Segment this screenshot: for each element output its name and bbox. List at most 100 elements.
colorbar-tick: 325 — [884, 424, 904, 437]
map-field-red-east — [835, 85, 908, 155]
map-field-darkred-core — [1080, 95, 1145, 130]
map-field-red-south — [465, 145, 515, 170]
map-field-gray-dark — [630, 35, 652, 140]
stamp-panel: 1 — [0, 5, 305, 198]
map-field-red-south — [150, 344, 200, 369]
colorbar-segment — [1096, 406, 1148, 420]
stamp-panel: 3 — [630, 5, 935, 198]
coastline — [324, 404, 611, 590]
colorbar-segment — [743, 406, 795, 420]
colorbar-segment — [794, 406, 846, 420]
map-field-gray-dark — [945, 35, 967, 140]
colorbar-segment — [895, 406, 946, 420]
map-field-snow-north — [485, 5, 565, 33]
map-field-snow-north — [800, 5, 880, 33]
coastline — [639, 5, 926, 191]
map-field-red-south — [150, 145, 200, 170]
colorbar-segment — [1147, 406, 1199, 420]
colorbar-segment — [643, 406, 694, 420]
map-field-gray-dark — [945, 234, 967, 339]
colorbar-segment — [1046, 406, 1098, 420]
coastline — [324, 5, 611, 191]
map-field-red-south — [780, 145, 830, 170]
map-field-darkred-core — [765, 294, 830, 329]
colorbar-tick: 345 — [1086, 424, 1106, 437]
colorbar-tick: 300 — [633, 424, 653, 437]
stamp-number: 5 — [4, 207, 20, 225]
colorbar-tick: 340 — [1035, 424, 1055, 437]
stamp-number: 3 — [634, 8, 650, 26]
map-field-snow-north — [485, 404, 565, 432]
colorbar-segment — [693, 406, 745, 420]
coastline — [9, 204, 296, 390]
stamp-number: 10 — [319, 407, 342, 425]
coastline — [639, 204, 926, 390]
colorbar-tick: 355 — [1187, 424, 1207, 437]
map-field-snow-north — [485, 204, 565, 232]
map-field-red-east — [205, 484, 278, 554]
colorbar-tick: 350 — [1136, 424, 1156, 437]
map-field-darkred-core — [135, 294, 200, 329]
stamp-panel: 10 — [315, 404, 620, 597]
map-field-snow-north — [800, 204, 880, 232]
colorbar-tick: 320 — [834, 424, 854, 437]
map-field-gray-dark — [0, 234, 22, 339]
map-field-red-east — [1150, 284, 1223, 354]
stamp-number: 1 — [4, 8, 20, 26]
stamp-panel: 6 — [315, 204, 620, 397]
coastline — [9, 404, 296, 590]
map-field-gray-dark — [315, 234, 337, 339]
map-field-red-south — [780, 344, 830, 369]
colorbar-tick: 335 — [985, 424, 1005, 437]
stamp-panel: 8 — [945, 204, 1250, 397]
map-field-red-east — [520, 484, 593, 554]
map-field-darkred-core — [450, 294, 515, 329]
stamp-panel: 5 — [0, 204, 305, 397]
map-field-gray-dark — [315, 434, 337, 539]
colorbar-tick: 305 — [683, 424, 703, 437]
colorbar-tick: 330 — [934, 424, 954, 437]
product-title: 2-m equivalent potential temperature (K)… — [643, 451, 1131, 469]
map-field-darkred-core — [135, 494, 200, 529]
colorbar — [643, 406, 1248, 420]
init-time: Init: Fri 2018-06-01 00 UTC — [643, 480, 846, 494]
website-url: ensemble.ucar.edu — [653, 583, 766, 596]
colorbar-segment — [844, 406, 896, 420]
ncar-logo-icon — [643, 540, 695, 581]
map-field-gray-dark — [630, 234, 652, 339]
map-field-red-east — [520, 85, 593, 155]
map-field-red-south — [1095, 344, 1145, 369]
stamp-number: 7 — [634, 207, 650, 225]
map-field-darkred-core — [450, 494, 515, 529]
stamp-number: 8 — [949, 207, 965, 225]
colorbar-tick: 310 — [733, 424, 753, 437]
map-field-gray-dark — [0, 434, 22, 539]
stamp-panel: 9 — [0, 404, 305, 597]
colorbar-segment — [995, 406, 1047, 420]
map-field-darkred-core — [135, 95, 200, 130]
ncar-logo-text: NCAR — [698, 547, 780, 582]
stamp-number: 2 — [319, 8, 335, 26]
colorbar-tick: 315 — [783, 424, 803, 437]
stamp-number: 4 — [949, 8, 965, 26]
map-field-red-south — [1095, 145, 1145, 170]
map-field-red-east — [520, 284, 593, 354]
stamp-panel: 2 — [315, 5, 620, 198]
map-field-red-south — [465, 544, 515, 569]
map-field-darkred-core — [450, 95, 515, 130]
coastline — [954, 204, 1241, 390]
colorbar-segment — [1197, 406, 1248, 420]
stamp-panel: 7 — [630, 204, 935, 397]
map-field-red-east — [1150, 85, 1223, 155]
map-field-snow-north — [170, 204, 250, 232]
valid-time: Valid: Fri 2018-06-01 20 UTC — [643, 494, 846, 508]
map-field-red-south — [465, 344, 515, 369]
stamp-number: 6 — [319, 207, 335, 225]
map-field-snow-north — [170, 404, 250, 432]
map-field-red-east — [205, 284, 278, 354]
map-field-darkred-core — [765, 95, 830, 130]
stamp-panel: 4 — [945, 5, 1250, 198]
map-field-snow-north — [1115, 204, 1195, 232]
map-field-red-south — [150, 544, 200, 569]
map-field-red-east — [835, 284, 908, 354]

--*--

WHAT IS ASKED –
Reproduce all of the data above verbatim, line for line, without any alteration.

TASK SOLUTION –
Segment this screenshot: for each element output its name and bbox. List at most 100 elements.
colorbar-tick: 325 — [884, 424, 904, 437]
map-field-red-east — [835, 85, 908, 155]
map-field-darkred-core — [1080, 95, 1145, 130]
map-field-red-south — [465, 145, 515, 170]
map-field-gray-dark — [630, 35, 652, 140]
stamp-panel: 1 — [0, 5, 305, 198]
map-field-red-south — [150, 344, 200, 369]
colorbar-segment — [1096, 406, 1148, 420]
stamp-panel: 3 — [630, 5, 935, 198]
coastline — [324, 404, 611, 590]
colorbar-segment — [743, 406, 795, 420]
colorbar-segment — [794, 406, 846, 420]
map-field-gray-dark — [945, 35, 967, 140]
colorbar-segment — [895, 406, 946, 420]
map-field-snow-north — [485, 5, 565, 33]
map-field-snow-north — [800, 5, 880, 33]
coastline — [639, 5, 926, 191]
map-field-red-south — [150, 145, 200, 170]
colorbar-segment — [1147, 406, 1199, 420]
colorbar-segment — [643, 406, 694, 420]
map-field-gray-dark — [945, 234, 967, 339]
colorbar-segment — [1046, 406, 1098, 420]
coastline — [324, 5, 611, 191]
map-field-red-south — [780, 145, 830, 170]
map-field-darkred-core — [765, 294, 830, 329]
colorbar-tick: 345 — [1086, 424, 1106, 437]
colorbar-tick: 300 — [633, 424, 653, 437]
stamp-number: 5 — [4, 207, 20, 225]
colorbar-tick: 340 — [1035, 424, 1055, 437]
stamp-number: 3 — [634, 8, 650, 26]
map-field-snow-north — [485, 404, 565, 432]
colorbar-segment — [693, 406, 745, 420]
coastline — [9, 204, 296, 390]
stamp-number: 10 — [319, 407, 342, 425]
coastline — [639, 204, 926, 390]
colorbar-tick: 355 — [1187, 424, 1207, 437]
map-field-snow-north — [485, 204, 565, 232]
map-field-red-east — [205, 484, 278, 554]
colorbar-tick: 350 — [1136, 424, 1156, 437]
map-field-darkred-core — [135, 294, 200, 329]
stamp-panel: 10 — [315, 404, 620, 597]
map-field-snow-north — [800, 204, 880, 232]
colorbar-tick: 320 — [834, 424, 854, 437]
map-field-gray-dark — [0, 234, 22, 339]
map-field-red-east — [1150, 284, 1223, 354]
stamp-number: 1 — [4, 8, 20, 26]
stamp-panel: 6 — [315, 204, 620, 397]
coastline — [9, 404, 296, 590]
map-field-gray-dark — [315, 234, 337, 339]
map-field-red-south — [780, 344, 830, 369]
colorbar-tick: 335 — [985, 424, 1005, 437]
stamp-panel: 8 — [945, 204, 1250, 397]
map-field-red-east — [520, 484, 593, 554]
map-field-darkred-core — [450, 294, 515, 329]
stamp-panel: 5 — [0, 204, 305, 397]
map-field-gray-dark — [315, 434, 337, 539]
colorbar-tick: 305 — [683, 424, 703, 437]
colorbar-tick: 330 — [934, 424, 954, 437]
product-title: 2-m equivalent potential temperature (K)… — [643, 451, 1131, 469]
map-field-darkred-core — [135, 494, 200, 529]
colorbar — [643, 406, 1248, 420]
init-time: Init: Fri 2018-06-01 00 UTC — [643, 480, 846, 494]
website-url: ensemble.ucar.edu — [653, 583, 766, 596]
colorbar-segment — [844, 406, 896, 420]
ncar-logo-icon — [643, 540, 695, 581]
map-field-gray-dark — [630, 234, 652, 339]
map-field-red-east — [520, 85, 593, 155]
map-field-red-south — [1095, 344, 1145, 369]
stamp-number: 7 — [634, 207, 650, 225]
map-field-darkred-core — [450, 494, 515, 529]
stamp-number: 8 — [949, 207, 965, 225]
colorbar-tick: 310 — [733, 424, 753, 437]
map-field-gray-dark — [0, 434, 22, 539]
stamp-panel: 9 — [0, 404, 305, 597]
colorbar-segment — [995, 406, 1047, 420]
map-field-darkred-core — [135, 95, 200, 130]
ncar-logo-text: NCAR — [698, 547, 780, 582]
stamp-number: 2 — [319, 8, 335, 26]
colorbar-tick: 315 — [783, 424, 803, 437]
stamp-number: 4 — [949, 8, 965, 26]
map-field-red-south — [1095, 145, 1145, 170]
map-field-red-east — [520, 284, 593, 354]
stamp-panel: 2 — [315, 5, 620, 198]
map-field-red-south — [465, 544, 515, 569]
map-field-darkred-core — [450, 95, 515, 130]
coastline — [954, 204, 1241, 390]
colorbar-segment — [1197, 406, 1248, 420]
stamp-panel: 7 — [630, 204, 935, 397]
map-field-red-east — [1150, 85, 1223, 155]
map-field-snow-north — [170, 204, 250, 232]
valid-time: Valid: Fri 2018-06-01 20 UTC — [643, 494, 846, 508]
map-field-red-south — [465, 344, 515, 369]
stamp-number: 6 — [319, 207, 335, 225]
map-field-snow-north — [170, 404, 250, 432]
map-field-red-east — [205, 284, 278, 354]
map-field-darkred-core — [765, 95, 830, 130]
stamp-panel: 4 — [945, 5, 1250, 198]
map-field-snow-north — [1115, 204, 1195, 232]
map-field-red-south — [150, 544, 200, 569]
map-field-red-east — [835, 284, 908, 354]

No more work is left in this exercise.